* [WRITTEN TASK]: Quote all of the entries word for word.

****************************************

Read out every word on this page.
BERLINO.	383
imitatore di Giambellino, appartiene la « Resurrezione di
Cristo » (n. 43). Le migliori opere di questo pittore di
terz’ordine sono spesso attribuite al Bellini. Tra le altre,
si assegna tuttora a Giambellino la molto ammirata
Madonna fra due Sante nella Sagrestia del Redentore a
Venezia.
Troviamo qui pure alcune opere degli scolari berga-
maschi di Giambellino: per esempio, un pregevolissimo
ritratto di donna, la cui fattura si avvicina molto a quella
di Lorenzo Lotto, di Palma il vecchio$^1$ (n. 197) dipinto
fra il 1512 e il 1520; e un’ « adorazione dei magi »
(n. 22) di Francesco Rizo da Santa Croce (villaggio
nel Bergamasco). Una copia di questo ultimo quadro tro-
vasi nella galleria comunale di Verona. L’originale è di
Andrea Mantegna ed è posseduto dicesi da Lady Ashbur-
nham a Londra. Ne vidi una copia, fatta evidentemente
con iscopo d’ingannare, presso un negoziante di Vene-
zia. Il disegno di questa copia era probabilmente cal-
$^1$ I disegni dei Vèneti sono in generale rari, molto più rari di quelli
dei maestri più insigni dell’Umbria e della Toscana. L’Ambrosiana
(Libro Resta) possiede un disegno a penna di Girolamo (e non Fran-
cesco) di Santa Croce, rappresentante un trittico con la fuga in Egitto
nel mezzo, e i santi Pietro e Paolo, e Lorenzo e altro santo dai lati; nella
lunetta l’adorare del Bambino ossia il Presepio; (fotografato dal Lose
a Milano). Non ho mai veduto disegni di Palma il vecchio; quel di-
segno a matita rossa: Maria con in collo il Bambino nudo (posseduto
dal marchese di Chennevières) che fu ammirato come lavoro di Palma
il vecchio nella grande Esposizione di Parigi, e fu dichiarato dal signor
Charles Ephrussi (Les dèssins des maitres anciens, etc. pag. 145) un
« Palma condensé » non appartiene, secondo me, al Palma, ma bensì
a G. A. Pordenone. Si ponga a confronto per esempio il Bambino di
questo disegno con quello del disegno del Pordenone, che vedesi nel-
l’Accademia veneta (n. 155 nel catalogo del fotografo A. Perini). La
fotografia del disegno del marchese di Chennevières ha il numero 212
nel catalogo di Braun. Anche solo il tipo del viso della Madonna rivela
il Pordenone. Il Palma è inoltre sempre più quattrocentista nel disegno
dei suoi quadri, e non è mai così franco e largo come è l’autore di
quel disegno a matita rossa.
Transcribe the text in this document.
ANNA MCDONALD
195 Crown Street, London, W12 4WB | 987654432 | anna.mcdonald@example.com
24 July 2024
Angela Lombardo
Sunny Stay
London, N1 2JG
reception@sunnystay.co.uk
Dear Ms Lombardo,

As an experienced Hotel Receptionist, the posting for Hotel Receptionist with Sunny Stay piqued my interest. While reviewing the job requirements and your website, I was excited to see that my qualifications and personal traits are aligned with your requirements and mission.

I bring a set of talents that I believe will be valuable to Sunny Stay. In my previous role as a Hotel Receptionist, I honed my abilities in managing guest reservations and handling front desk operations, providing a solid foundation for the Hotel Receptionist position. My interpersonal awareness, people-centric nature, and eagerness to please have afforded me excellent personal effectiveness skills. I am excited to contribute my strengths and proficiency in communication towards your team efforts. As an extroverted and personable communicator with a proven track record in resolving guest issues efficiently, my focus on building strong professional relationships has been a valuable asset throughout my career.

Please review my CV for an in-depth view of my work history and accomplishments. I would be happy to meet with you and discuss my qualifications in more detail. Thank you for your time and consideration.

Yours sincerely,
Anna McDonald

****************************************

* [REPLY]:
Read out every word on this page.
BERLINO.	383
imitatore di Giambellino, appartiene la « Resurrezione di
Cristo » (n. 43). Le migliori opere di questo pittore di
terz’ordine sono spesso attribuite al Bellini. Tra le altre,
si assegna tuttora a Giambellino la molto ammirata
Madonna fra due Sante nella Sagrestia del Redentore a
Venezia.
Troviamo qui pure alcune opere degli scolari berga-
maschi di Giambellino: per esempio, un pregevolissimo
ritratto di donna, la cui fattura si avvicina molto a quella
di Lorenzo Lotto, di Palma il vecchio$^1$ (n. 197) dipinto
fra il 1512 e il 1520; e un’ « adorazione dei magi »
(n. 22) di Francesco Rizo da Santa Croce (villaggio
nel Bergamasco). Una copia di questo ultimo quadro tro-
vasi nella galleria comunale di Verona. L’originale è di
Andrea Mantegna ed è posseduto dicesi da Lady Ashbur-
nham a Londra. Ne vidi una copia, fatta evidentemente
con iscopo d’ingannare, presso un negoziante di Vene-
zia. Il disegno di questa copia era probabilmente cal-
$^1$ I disegni dei Vèneti sono in generale rari, molto più rari di quelli
dei maestri più insigni dell’Umbria e della Toscana. L’Ambrosiana
(Libro Resta) possiede un disegno a penna di Girolamo (e non Fran-
cesco) di Santa Croce, rappresentante un trittico con la fuga in Egitto
nel mezzo, e i santi Pietro e Paolo, e Lorenzo e altro santo dai lati; nella
lunetta l’adorare del Bambino ossia il Presepio; (fotografato dal Lose
a Milano). Non ho mai veduto disegni di Palma il vecchio; quel di-
segno a matita rossa: Maria con in collo il Bambino nudo (posseduto
dal marchese di Chennevières) che fu ammirato come lavoro di Palma
il vecchio nella grande Esposizione di Parigi, e fu dichiarato dal signor
Charles Ephrussi (Les dèssins des maitres anciens, etc. pag. 145) un
« Palma condensé » non appartiene, secondo me, al Palma, ma bensì
a G. A. Pordenone. Si ponga a confronto per esempio il Bambino di
questo disegno con quello del disegno del Pordenone, che vedesi nel-
l’Accademia veneta (n. 155 nel catalogo del fotografo A. Perini). La
fotografia del disegno del marchese di Chennevières ha il numero 212
nel catalogo di Braun. Anche solo il tipo del viso della Madonna rivela
il Pordenone. Il Palma è inoltre sempre più quattrocentista nel disegno
dei suoi quadri, e non è mai così franco e largo come è l’autore di
quel disegno a matita rossa.
Transcribe the text in this document.
ANNA MCDONALD
195 Crown Street, London, W12 4WB | 987654432 | anna.mcdonald@example.com
24 July 2024
Angela Lombardo
Sunny Stay
London, N1 2JG
reception@sunnystay.co.uk
Dear Ms Lombardo,

As an experienced Hotel Receptionist, the posting for Hotel Receptionist with Sunny Stay piqued my interest. While reviewing the job requirements and your website, I was excited to see that my qualifications and personal traits are aligned with your requirements and mission.

I bring a set of talents that I believe will be valuable to Sunny Stay. In my previous role as a Hotel Receptionist, I honed my abilities in managing guest reservations and handling front desk operations, providing a solid foundation for the Hotel Receptionist position. My interpersonal awareness, people-centric nature, and eagerness to please have afforded me excellent personal effectiveness skills. I am excited to contribute my strengths and proficiency in communication towards your team efforts. As an extroverted and personable communicator with a proven track record in resolving guest issues efficiently, my focus on building strong professional relationships has been a valuable asset throughout my career.

Please review my CV for an in-depth view of my work history and accomplishments. I would be happy to meet with you and discuss my qualifications in more detail. Thank you for your time and consideration.

Yours sincerely,
Anna McDonald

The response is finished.